Show all lines holding the string "content".

Records to process:
## Begin

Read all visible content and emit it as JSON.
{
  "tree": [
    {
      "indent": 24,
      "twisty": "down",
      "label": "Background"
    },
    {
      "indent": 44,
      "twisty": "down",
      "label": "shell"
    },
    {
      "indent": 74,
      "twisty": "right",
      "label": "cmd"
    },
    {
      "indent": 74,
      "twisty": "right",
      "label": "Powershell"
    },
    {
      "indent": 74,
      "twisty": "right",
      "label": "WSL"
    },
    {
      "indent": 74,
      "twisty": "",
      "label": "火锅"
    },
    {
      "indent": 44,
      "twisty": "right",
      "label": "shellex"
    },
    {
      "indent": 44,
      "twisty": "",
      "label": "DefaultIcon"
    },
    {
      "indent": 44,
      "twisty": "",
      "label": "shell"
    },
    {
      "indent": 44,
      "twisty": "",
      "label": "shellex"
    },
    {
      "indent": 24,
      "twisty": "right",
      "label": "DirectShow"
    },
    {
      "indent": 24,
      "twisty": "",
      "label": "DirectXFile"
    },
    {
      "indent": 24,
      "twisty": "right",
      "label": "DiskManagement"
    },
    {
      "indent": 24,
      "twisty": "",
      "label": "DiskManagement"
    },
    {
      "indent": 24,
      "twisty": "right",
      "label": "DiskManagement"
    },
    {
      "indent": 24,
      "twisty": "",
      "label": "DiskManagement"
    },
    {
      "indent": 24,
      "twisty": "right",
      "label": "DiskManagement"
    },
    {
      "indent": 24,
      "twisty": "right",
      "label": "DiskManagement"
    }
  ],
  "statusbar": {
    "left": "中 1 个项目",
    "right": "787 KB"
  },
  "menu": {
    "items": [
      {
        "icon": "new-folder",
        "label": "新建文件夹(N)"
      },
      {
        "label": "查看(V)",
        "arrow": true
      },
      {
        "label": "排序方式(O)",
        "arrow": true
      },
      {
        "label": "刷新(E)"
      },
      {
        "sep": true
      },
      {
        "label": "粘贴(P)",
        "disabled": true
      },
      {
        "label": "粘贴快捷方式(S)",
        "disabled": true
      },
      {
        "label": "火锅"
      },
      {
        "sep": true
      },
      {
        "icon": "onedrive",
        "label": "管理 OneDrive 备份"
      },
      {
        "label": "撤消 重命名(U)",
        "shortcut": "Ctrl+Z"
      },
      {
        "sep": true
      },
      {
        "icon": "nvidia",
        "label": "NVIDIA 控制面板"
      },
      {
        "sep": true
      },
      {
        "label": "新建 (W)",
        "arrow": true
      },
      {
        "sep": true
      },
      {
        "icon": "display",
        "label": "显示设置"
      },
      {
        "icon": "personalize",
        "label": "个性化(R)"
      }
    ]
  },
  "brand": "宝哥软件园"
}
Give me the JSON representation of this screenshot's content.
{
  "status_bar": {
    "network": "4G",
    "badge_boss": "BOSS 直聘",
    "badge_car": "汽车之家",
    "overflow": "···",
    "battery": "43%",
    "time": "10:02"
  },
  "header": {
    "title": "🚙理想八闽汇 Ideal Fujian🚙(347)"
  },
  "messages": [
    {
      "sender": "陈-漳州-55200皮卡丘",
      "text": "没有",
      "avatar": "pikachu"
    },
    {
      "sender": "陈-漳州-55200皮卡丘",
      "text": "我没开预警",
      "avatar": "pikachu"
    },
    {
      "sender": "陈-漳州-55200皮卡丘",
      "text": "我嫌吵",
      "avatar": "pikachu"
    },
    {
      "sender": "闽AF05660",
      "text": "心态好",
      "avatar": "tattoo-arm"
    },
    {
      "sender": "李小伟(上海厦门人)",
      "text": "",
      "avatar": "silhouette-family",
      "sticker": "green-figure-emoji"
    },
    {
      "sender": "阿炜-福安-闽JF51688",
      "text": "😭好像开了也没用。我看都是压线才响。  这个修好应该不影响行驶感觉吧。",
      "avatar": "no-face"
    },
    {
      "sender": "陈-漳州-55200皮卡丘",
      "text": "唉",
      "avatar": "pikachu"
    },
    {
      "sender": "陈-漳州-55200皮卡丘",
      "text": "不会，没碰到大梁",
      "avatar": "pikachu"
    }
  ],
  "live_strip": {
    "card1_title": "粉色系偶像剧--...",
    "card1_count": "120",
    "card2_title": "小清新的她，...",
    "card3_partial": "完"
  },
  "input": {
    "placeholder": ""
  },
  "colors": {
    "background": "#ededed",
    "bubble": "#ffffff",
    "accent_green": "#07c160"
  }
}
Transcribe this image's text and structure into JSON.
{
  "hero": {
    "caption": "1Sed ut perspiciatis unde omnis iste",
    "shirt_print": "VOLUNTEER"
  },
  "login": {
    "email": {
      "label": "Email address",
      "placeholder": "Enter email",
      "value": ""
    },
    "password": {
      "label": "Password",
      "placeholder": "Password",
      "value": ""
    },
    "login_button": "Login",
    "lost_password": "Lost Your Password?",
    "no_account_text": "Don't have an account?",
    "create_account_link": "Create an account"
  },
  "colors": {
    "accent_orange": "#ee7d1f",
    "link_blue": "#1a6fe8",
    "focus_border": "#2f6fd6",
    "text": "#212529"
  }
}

## End

Finished task:
Read all visible content and emit it as JSON.
Give me the JSON representation of this screenshot's content.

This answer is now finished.